**TASK OBJECTIVE**
Scan the data below and report how many lines include the word "What". Nothing else is wanted.

* * * *

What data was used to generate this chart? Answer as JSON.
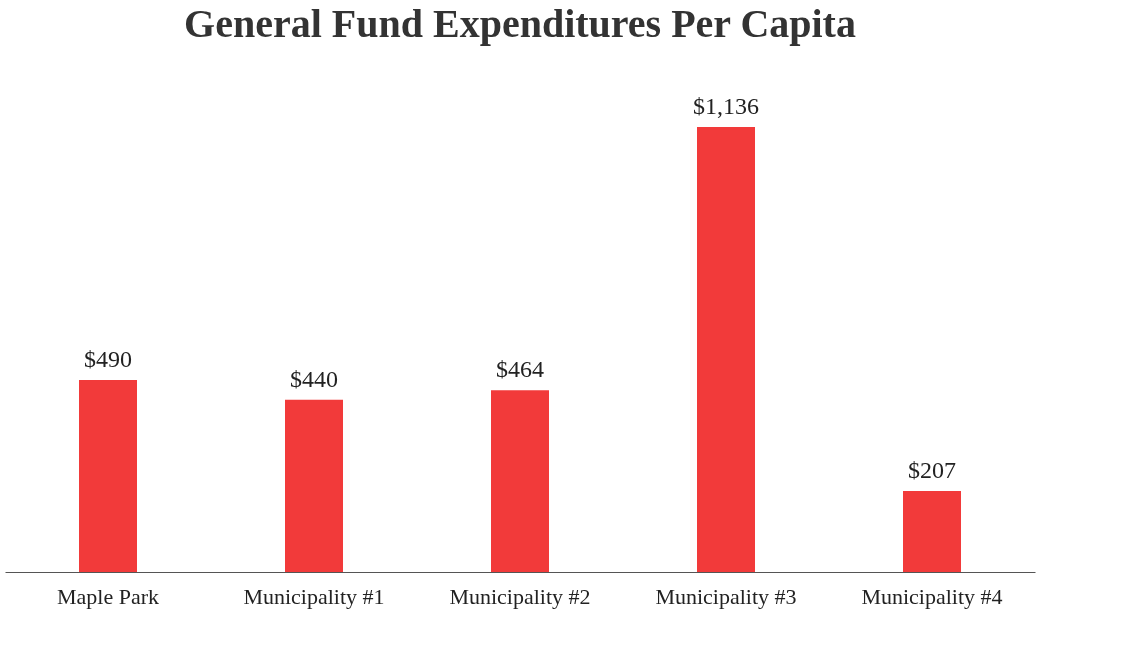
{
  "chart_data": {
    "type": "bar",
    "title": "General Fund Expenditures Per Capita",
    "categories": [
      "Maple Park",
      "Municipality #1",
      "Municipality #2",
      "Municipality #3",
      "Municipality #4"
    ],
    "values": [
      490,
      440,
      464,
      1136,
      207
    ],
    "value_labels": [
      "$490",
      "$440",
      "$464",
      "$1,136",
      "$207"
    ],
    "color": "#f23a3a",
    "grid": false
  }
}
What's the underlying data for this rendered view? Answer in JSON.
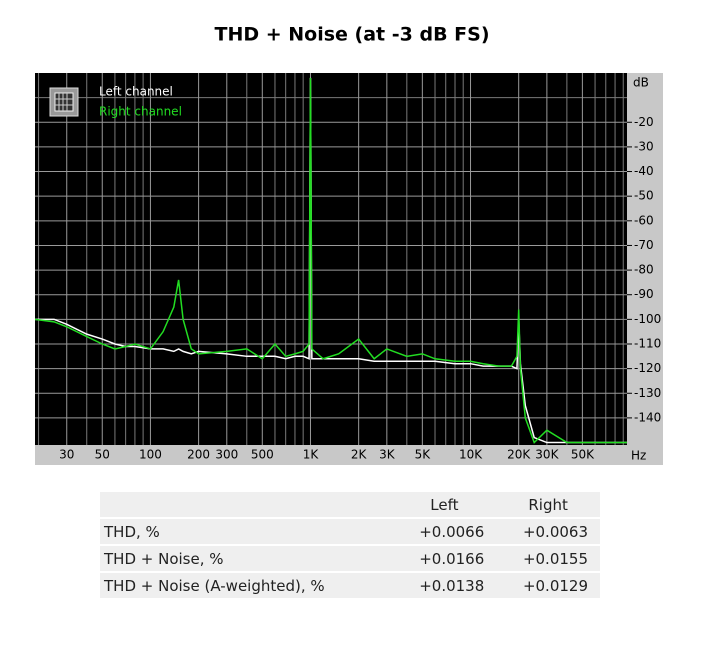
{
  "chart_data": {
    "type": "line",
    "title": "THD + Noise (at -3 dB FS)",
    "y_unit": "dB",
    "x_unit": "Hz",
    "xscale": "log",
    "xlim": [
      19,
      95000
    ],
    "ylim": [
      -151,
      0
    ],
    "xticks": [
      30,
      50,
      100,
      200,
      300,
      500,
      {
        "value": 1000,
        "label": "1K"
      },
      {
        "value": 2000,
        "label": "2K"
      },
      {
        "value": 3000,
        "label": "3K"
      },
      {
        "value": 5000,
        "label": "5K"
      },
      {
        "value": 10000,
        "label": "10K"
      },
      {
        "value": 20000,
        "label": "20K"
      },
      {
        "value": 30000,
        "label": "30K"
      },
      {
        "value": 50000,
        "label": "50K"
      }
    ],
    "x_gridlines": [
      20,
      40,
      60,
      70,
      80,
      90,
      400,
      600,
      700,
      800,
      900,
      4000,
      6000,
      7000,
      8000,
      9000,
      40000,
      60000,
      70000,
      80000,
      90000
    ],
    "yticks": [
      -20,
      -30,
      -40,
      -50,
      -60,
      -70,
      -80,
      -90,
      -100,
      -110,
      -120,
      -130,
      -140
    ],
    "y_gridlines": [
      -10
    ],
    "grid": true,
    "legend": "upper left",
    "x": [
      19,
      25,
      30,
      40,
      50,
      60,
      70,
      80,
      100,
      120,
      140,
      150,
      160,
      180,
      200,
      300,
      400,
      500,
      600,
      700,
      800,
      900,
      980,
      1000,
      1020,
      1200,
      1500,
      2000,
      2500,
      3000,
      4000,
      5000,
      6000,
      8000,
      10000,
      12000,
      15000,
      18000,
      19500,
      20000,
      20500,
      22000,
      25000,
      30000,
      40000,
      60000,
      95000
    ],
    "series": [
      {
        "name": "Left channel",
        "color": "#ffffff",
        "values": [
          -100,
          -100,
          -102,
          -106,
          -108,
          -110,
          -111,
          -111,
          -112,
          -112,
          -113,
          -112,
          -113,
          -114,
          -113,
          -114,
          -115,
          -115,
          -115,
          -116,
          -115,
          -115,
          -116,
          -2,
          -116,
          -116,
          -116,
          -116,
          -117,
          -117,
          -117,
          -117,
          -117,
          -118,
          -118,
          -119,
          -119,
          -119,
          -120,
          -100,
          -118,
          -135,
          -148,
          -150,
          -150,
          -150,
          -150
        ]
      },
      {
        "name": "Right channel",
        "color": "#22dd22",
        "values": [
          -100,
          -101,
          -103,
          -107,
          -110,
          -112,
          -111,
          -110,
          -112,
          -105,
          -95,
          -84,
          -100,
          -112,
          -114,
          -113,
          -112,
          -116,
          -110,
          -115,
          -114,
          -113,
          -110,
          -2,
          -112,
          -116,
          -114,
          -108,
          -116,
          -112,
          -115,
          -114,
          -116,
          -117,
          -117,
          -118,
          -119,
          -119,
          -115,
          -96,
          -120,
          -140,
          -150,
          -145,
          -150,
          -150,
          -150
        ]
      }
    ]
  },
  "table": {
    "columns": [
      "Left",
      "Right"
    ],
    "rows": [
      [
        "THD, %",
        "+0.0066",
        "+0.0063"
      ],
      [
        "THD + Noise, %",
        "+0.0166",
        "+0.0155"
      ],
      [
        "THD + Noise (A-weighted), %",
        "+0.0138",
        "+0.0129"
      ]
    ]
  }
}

* * * *

**ANSWER FOR THE TASK**
2